-- Data rows --
━━━

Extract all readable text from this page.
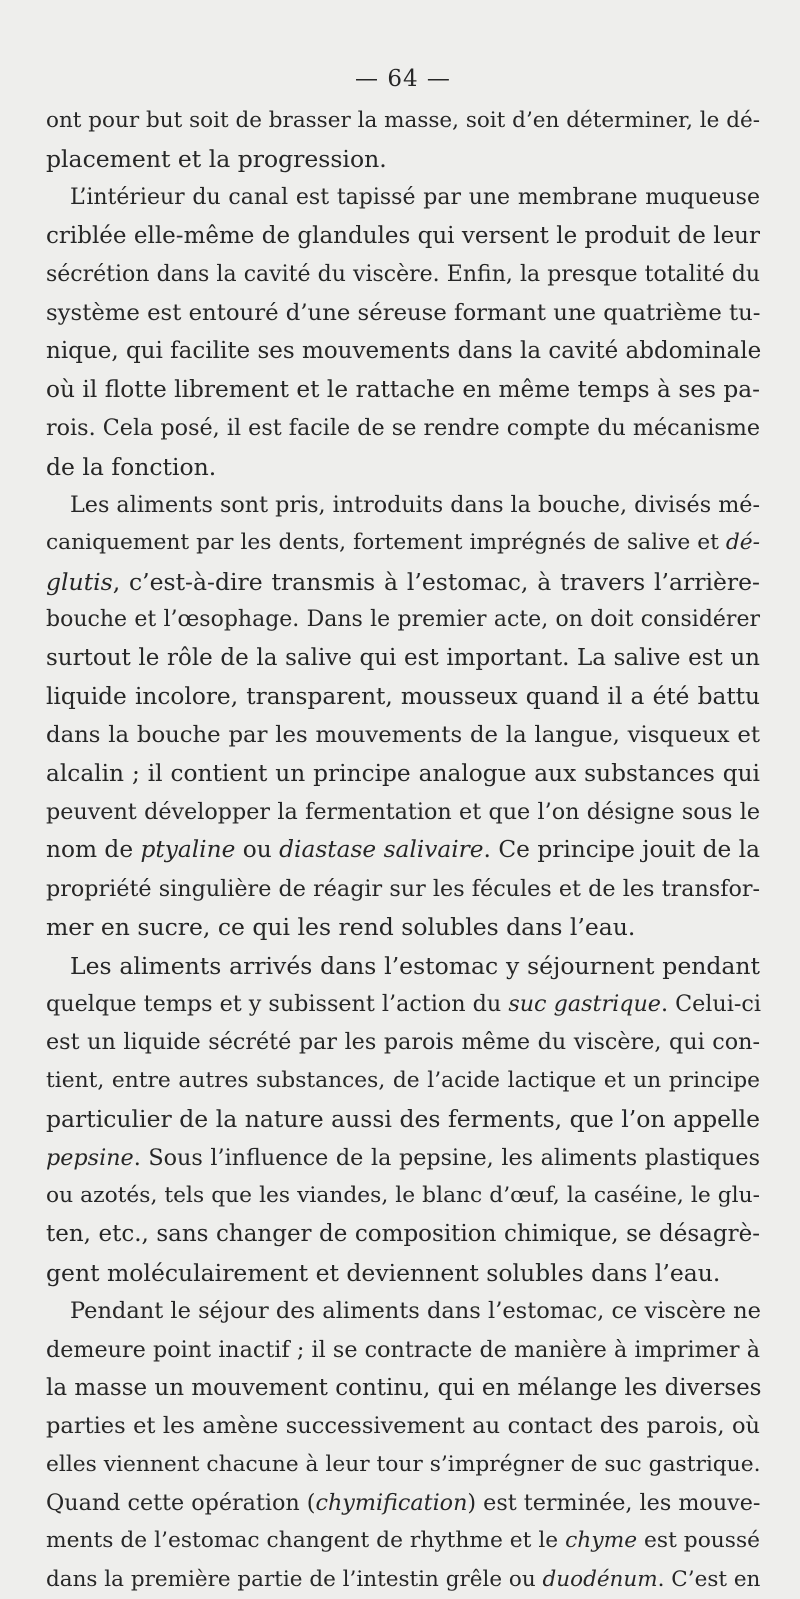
— 64 —
ont pour but soit de brasser la masse, soit d’en déterminer, le dé-
placement et la progression.
L’intérieur du canal est tapissé par une membrane muqueuse
criblée elle-même de glandules qui versent le produit de leur
sécrétion dans la cavité du viscère. Enfin, la presque totalité du
système est entouré d’une séreuse formant une quatrième tu-
nique, qui facilite ses mouvements dans la cavité abdominale
où il flotte librement et le rattache en même temps à ses pa-
rois. Cela posé, il est facile de se rendre compte du mécanisme
de la fonction.
Les aliments sont pris, introduits dans la bouche, divisés mé-
caniquement par les dents, fortement imprégnés de salive et dé-
glutis, c’est-à-dire transmis à l’estomac, à travers l’arrière-
bouche et l’œsophage. Dans le premier acte, on doit considérer
surtout le rôle de la salive qui est important. La salive est un
liquide incolore, transparent, mousseux quand il a été battu
dans la bouche par les mouvements de la langue, visqueux et
alcalin ; il contient un principe analogue aux substances qui
peuvent développer la fermentation et que l’on désigne sous le
nom de ptyaline ou diastase salivaire. Ce principe jouit de la
propriété singulière de réagir sur les fécules et de les transfor-
mer en sucre, ce qui les rend solubles dans l’eau.
Les aliments arrivés dans l’estomac y séjournent pendant
quelque temps et y subissent l’action du suc gastrique. Celui-ci
est un liquide sécrété par les parois même du viscère, qui con-
tient, entre autres substances, de l’acide lactique et un principe
particulier de la nature aussi des ferments, que l’on appelle
pepsine. Sous l’influence de la pepsine, les aliments plastiques
ou azotés, tels que les viandes, le blanc d’œuf, la caséine, le glu-
ten, etc., sans changer de composition chimique, se désagrè-
gent moléculairement et deviennent solubles dans l’eau.
Pendant le séjour des aliments dans l’estomac, ce viscère ne
demeure point inactif ; il se contracte de manière à imprimer à
la masse un mouvement continu, qui en mélange les diverses
parties et les amène successivement au contact des parois, où
elles viennent chacune à leur tour s’imprégner de suc gastrique.
Quand cette opération (chymification) est terminée, les mouve-
ments de l’estomac changent de rhythme et le chyme est poussé
dans la première partie de l’intestin grêle ou duodénum. C’est en
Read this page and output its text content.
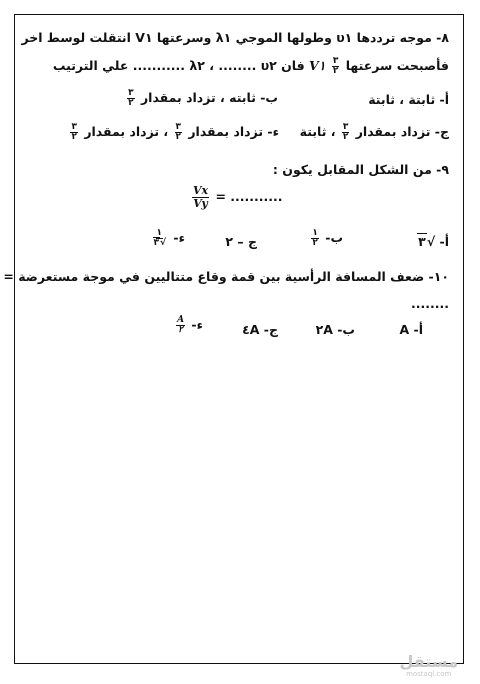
٨- موجه ترددها υ١ وطولها الموجي λ١ وسرعتها V١ انتقلت لوسط اخر
فأصبحت سرعتها
$\frac{٣}{٢}$
V١ فان υ٢ ........ ، λ٢ ........... علي الترتيب
أ- ثابتة ، ثابتة
ب- ثابته ، تزداد بمقدار
$\frac{٣}{٢}$
ج- تزداد بمقدار
$\frac{٣}{٢}$
، ثابتة
ء- تزداد بمقدار
$\frac{٣}{٢}$
، تزداد بمقدار
$\frac{٣}{٢}$
٩- من الشكل المقابل يكون :
$\frac{Vx}{Vy}$ = ...........
أ- √٣
ب-
$\frac{١}{٢}$
ج – ٢
ء-
$\frac{١}{√٣}$
١٠- ضعف المسافة الرأسية بين قمة وقاع متتاليين في موجة مستعرضة =
........
أ- A
ب- ٢A
ج- ٤A
ء-
$\frac{A}{٢}$
مستقل
mostaql.com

━━━

-- Requirements --
Reply with the number of lines in the preceding entries that contain "بمقدار", and no other words.

-- Expected answer --
4